What to work on → Could you output each line of the data that follows exactly?

Provided records →
______
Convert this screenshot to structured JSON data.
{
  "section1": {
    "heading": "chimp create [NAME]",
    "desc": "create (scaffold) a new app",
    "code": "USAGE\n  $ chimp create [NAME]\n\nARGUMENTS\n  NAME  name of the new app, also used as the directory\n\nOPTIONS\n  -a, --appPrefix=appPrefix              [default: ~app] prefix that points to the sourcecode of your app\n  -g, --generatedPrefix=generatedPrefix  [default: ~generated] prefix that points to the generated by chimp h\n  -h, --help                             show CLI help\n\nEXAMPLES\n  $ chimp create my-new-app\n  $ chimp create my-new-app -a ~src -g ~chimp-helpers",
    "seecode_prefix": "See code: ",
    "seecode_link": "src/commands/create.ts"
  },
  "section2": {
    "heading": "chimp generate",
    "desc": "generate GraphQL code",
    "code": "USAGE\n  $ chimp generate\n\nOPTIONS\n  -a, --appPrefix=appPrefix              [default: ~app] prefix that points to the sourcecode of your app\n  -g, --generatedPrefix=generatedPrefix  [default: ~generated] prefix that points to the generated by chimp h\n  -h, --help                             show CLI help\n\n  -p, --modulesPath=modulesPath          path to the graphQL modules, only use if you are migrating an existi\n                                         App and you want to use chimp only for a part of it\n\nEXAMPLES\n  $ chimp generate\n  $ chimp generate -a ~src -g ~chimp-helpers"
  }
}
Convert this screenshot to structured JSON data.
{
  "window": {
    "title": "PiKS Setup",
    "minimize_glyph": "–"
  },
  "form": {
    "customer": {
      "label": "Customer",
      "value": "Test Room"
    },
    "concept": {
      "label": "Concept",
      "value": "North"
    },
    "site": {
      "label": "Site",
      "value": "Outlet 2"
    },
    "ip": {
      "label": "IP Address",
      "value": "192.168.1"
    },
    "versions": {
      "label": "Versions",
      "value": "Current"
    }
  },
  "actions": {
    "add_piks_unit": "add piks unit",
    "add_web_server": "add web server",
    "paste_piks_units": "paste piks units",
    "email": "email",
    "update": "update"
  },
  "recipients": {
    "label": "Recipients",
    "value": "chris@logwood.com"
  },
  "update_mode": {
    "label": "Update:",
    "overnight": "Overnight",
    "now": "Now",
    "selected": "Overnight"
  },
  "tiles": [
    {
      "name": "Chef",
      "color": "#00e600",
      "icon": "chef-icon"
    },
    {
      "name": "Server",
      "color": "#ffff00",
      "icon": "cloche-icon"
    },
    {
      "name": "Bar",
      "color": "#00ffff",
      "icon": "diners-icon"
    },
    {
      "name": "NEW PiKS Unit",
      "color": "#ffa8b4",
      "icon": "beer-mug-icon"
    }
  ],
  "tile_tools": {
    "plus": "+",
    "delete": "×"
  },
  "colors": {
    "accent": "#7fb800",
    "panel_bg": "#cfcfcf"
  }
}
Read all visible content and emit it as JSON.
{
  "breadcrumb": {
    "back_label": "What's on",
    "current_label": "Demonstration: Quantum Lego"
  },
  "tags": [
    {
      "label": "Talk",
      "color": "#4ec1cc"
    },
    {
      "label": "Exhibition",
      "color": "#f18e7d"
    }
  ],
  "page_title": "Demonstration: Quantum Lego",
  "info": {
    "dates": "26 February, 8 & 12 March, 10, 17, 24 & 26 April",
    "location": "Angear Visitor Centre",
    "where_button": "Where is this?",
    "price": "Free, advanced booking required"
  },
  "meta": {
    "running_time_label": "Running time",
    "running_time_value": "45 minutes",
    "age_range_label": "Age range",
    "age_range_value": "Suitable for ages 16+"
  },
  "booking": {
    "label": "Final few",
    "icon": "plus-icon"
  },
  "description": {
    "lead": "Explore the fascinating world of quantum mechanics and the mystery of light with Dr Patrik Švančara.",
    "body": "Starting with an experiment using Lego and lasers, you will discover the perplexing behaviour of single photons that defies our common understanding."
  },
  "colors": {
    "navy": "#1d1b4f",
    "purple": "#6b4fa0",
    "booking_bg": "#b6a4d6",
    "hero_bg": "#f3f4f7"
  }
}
______
Final result →
Convert this screenshot to structured JSON data.
{
  "section1": {
    "heading": "chimp create [NAME]",
    "desc": "create (scaffold) a new app",
    "code": "USAGE\n  $ chimp create [NAME]\n\nARGUMENTS\n  NAME  name of the new app, also used as the directory\n\nOPTIONS\n  -a, --appPrefix=appPrefix              [default: ~app] prefix that points to the sourcecode of your app\n  -g, --generatedPrefix=generatedPrefix  [default: ~generated] prefix that points to the generated by chimp h\n  -h, --help                             show CLI help\n\nEXAMPLES\n  $ chimp create my-new-app\n  $ chimp create my-new-app -a ~src -g ~chimp-helpers",
    "seecode_prefix": "See code: ",
    "seecode_link": "src/commands/create.ts"
  },
  "section2": {
    "heading": "chimp generate",
    "desc": "generate GraphQL code",
    "code": "USAGE\n  $ chimp generate\n\nOPTIONS\n  -a, --appPrefix=appPrefix              [default: ~app] prefix that points to the sourcecode of your app\n  -g, --generatedPrefix=generatedPrefix  [default: ~generated] prefix that points to the generated by chimp h\n  -h, --help                             show CLI help\n\n  -p, --modulesPath=modulesPath          path to the graphQL modules, only use if you are migrating an existi\n                                         App and you want to use chimp only for a part of it\n\nEXAMPLES\n  $ chimp generate\n  $ chimp generate -a ~src -g ~chimp-helpers"
  }
}
Convert this screenshot to structured JSON data.
{
  "window": {
    "title": "PiKS Setup",
    "minimize_glyph": "–"
  },
  "form": {
    "customer": {
      "label": "Customer",
      "value": "Test Room"
    },
    "concept": {
      "label": "Concept",
      "value": "North"
    },
    "site": {
      "label": "Site",
      "value": "Outlet 2"
    },
    "ip": {
      "label": "IP Address",
      "value": "192.168.1"
    },
    "versions": {
      "label": "Versions",
      "value": "Current"
    }
  },
  "actions": {
    "add_piks_unit": "add piks unit",
    "add_web_server": "add web server",
    "paste_piks_units": "paste piks units",
    "email": "email",
    "update": "update"
  },
  "recipients": {
    "label": "Recipients",
    "value": "chris@logwood.com"
  },
  "update_mode": {
    "label": "Update:",
    "overnight": "Overnight",
    "now": "Now",
    "selected": "Overnight"
  },
  "tiles": [
    {
      "name": "Chef",
      "color": "#00e600",
      "icon": "chef-icon"
    },
    {
      "name": "Server",
      "color": "#ffff00",
      "icon": "cloche-icon"
    },
    {
      "name": "Bar",
      "color": "#00ffff",
      "icon": "diners-icon"
    },
    {
      "name": "NEW PiKS Unit",
      "color": "#ffa8b4",
      "icon": "beer-mug-icon"
    }
  ],
  "tile_tools": {
    "plus": "+",
    "delete": "×"
  },
  "colors": {
    "accent": "#7fb800",
    "panel_bg": "#cfcfcf"
  }
}
Read all visible content and emit it as JSON.
{
  "breadcrumb": {
    "back_label": "What's on",
    "current_label": "Demonstration: Quantum Lego"
  },
  "tags": [
    {
      "label": "Talk",
      "color": "#4ec1cc"
    },
    {
      "label": "Exhibition",
      "color": "#f18e7d"
    }
  ],
  "page_title": "Demonstration: Quantum Lego",
  "info": {
    "dates": "26 February, 8 & 12 March, 10, 17, 24 & 26 April",
    "location": "Angear Visitor Centre",
    "where_button": "Where is this?",
    "price": "Free, advanced booking required"
  },
  "meta": {
    "running_time_label": "Running time",
    "running_time_value": "45 minutes",
    "age_range_label": "Age range",
    "age_range_value": "Suitable for ages 16+"
  },
  "booking": {
    "label": "Final few",
    "icon": "plus-icon"
  },
  "description": {
    "lead": "Explore the fascinating world of quantum mechanics and the mystery of light with Dr Patrik Švančara.",
    "body": "Starting with an experiment using Lego and lasers, you will discover the perplexing behaviour of single photons that defies our common understanding."
  },
  "colors": {
    "navy": "#1d1b4f",
    "purple": "#6b4fa0",
    "booking_bg": "#b6a4d6",
    "hero_bg": "#f3f4f7"
  }
}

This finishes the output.